- _Exercise prompt_: Copy out the listing that follows, exact in every word, and skip the images.
** start Stored records **
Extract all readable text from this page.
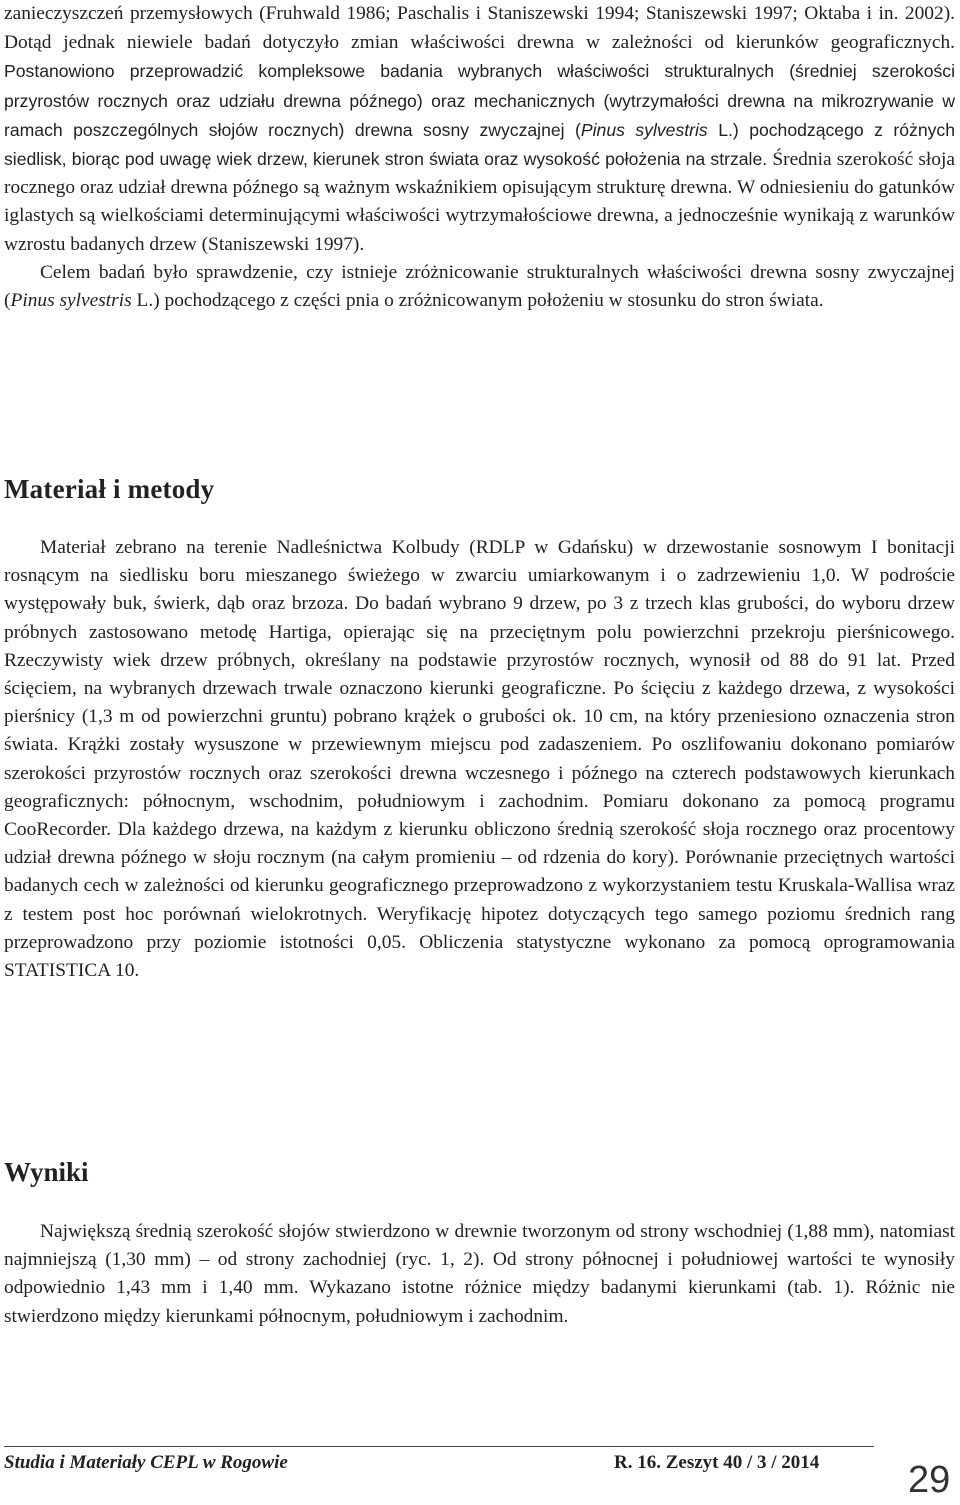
zanieczyszczeń przemysłowych (Fruhwald 1986; Paschalis i Staniszewski 1994; Staniszewski 1997; Oktaba i in. 2002). Dotąd jednak niewiele badań dotyczyło zmian właściwości drewna w zależności od kierunków geograficznych. Postanowiono przeprowadzić kompleksowe badania wybranych właściwości strukturalnych (średniej szerokości przyrostów rocznych oraz udziału drewna późnego) oraz mechanicznych (wytrzymałości drewna na mikrozrywanie w ramach poszczególnych słojów rocznych) drewna sosny zwyczajnej (Pinus sylvestris L.) pochodzącego z różnych siedlisk, biorąc pod uwagę wiek drzew, kierunek stron świata oraz wysokość położenia na strzale. Średnia szerokość słoja rocznego oraz udział drewna późnego są ważnym wskaźnikiem opisującym strukturę drewna. W odniesieniu do gatunków iglastych są wielkościami determinującymi właściwości wytrzymałościowe drewna, a jednocześnie wynikają z warunków wzrostu badanych drzew (Staniszewski 1997).
Celem badań było sprawdzenie, czy istnieje zróżnicowanie strukturalnych właściwości drewna sosny zwyczajnej (Pinus sylvestris L.) pochodzącego z części pnia o zróżnicowanym położeniu w stosunku do stron świata.

Materiał i metody

Materiał zebrano na terenie Nadleśnictwa Kolbudy (RDLP w Gdańsku) w drzewostanie sosnowym I bonitacji rosnącym na siedlisku boru mieszanego świeżego w zwarciu umiarkowanym i o zadrzewieniu 1,0. W podroście występowały buk, świerk, dąb oraz brzoza. Do badań wybrano 9 drzew, po 3 z trzech klas grubości, do wyboru drzew próbnych zastosowano metodę Hartiga, opierając się na przeciętnym polu powierzchni przekroju pierśnicowego. Rzeczywisty wiek drzew próbnych, określany na podstawie przyrostów rocznych, wynosił od 88 do 91 lat. Przed ścięciem, na wybranych drzewach trwale oznaczono kierunki geograficzne. Po ścięciu z każdego drzewa, z wysokości pierśnicy (1,3 m od powierzchni gruntu) pobrano krążek o grubości ok. 10 cm, na który przeniesiono oznaczenia stron świata. Krążki zostały wysuszone w przewiewnym miejscu pod zadaszeniem. Po oszlifowaniu dokonano pomiarów szerokości przyrostów rocznych oraz szerokości drewna wczesnego i późnego na czterech podstawowych kierunkach geograficznych: północnym, wschodnim, południowym i zachodnim. Pomiaru dokonano za pomocą programu CooRecorder. Dla każdego drzewa, na każdym z kierunku obliczono średnią szerokość słoja rocznego oraz procentowy udział drewna późnego w słoju rocznym (na całym promieniu – od rdzenia do kory). Porównanie przeciętnych wartości badanych cech w zależności od kierunku geograficznego przeprowadzono z wykorzystaniem testu Kruskala-Wallisa wraz z testem post hoc porównań wielokrotnych. Weryfikację hipotez dotyczących tego samego poziomu średnich rang przeprowadzono przy poziomie istotności 0,05. Obliczenia statystyczne wykonano za pomocą oprogramowania STATISTICA 10.

Wyniki

Największą średnią szerokość słojów stwierdzono w drewnie tworzonym od strony wschodniej (1,88 mm), natomiast najmniejszą (1,30 mm) – od strony zachodniej (ryc. 1, 2). Od strony północnej i południowej wartości te wynosiły odpowiednio 1,43 mm i 1,40 mm. Wykazano istotne różnice między badanymi kierunkami (tab. 1). Różnic nie stwierdzono między kierunkami północnym, południowym i zachodnim.

Studia i Materiały CEPL w Rogowie	R. 16. Zeszyt 40 / 3 / 2014 29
** end Stored records **
- _Result below_:
Extract all readable text from this page.
zanieczyszczeń przemysłowych (Fruhwald 1986; Paschalis i Staniszewski 1994; Staniszewski 1997; Oktaba i in. 2002). Dotąd jednak niewiele badań dotyczyło zmian właściwości drewna w zależności od kierunków geograficznych. Postanowiono przeprowadzić kompleksowe badania wybranych właściwości strukturalnych (średniej szerokości przyrostów rocznych oraz udziału drewna późnego) oraz mechanicznych (wytrzymałości drewna na mikrozrywanie w ramach poszczególnych słojów rocznych) drewna sosny zwyczajnej (Pinus sylvestris L.) pochodzącego z różnych siedlisk, biorąc pod uwagę wiek drzew, kierunek stron świata oraz wysokość położenia na strzale. Średnia szerokość słoja rocznego oraz udział drewna późnego są ważnym wskaźnikiem opisującym strukturę drewna. W odniesieniu do gatunków iglastych są wielkościami determinującymi właściwości wytrzymałościowe drewna, a jednocześnie wynikają z warunków wzrostu badanych drzew (Staniszewski 1997).
Celem badań było sprawdzenie, czy istnieje zróżnicowanie strukturalnych właściwości drewna sosny zwyczajnej (Pinus sylvestris L.) pochodzącego z części pnia o zróżnicowanym położeniu w stosunku do stron świata.

Materiał i metody

Materiał zebrano na terenie Nadleśnictwa Kolbudy (RDLP w Gdańsku) w drzewostanie sosnowym I bonitacji rosnącym na siedlisku boru mieszanego świeżego w zwarciu umiarkowanym i o zadrzewieniu 1,0. W podroście występowały buk, świerk, dąb oraz brzoza. Do badań wybrano 9 drzew, po 3 z trzech klas grubości, do wyboru drzew próbnych zastosowano metodę Hartiga, opierając się na przeciętnym polu powierzchni przekroju pierśnicowego. Rzeczywisty wiek drzew próbnych, określany na podstawie przyrostów rocznych, wynosił od 88 do 91 lat. Przed ścięciem, na wybranych drzewach trwale oznaczono kierunki geograficzne. Po ścięciu z każdego drzewa, z wysokości pierśnicy (1,3 m od powierzchni gruntu) pobrano krążek o grubości ok. 10 cm, na który przeniesiono oznaczenia stron świata. Krążki zostały wysuszone w przewiewnym miejscu pod zadaszeniem. Po oszlifowaniu dokonano pomiarów szerokości przyrostów rocznych oraz szerokości drewna wczesnego i późnego na czterech podstawowych kierunkach geograficznych: północnym, wschodnim, południowym i zachodnim. Pomiaru dokonano za pomocą programu CooRecorder. Dla każdego drzewa, na każdym z kierunku obliczono średnią szerokość słoja rocznego oraz procentowy udział drewna późnego w słoju rocznym (na całym promieniu – od rdzenia do kory). Porównanie przeciętnych wartości badanych cech w zależności od kierunku geograficznego przeprowadzono z wykorzystaniem testu Kruskala-Wallisa wraz z testem post hoc porównań wielokrotnych. Weryfikację hipotez dotyczących tego samego poziomu średnich rang przeprowadzono przy poziomie istotności 0,05. Obliczenia statystyczne wykonano za pomocą oprogramowania STATISTICA 10.

Wyniki

Największą średnią szerokość słojów stwierdzono w drewnie tworzonym od strony wschodniej (1,88 mm), natomiast najmniejszą (1,30 mm) – od strony zachodniej (ryc. 1, 2). Od strony północnej i południowej wartości te wynosiły odpowiednio 1,43 mm i 1,40 mm. Wykazano istotne różnice między badanymi kierunkami (tab. 1). Różnic nie stwierdzono między kierunkami północnym, południowym i zachodnim.

Studia i Materiały CEPL w Rogowie	R. 16. Zeszyt 40 / 3 / 2014 29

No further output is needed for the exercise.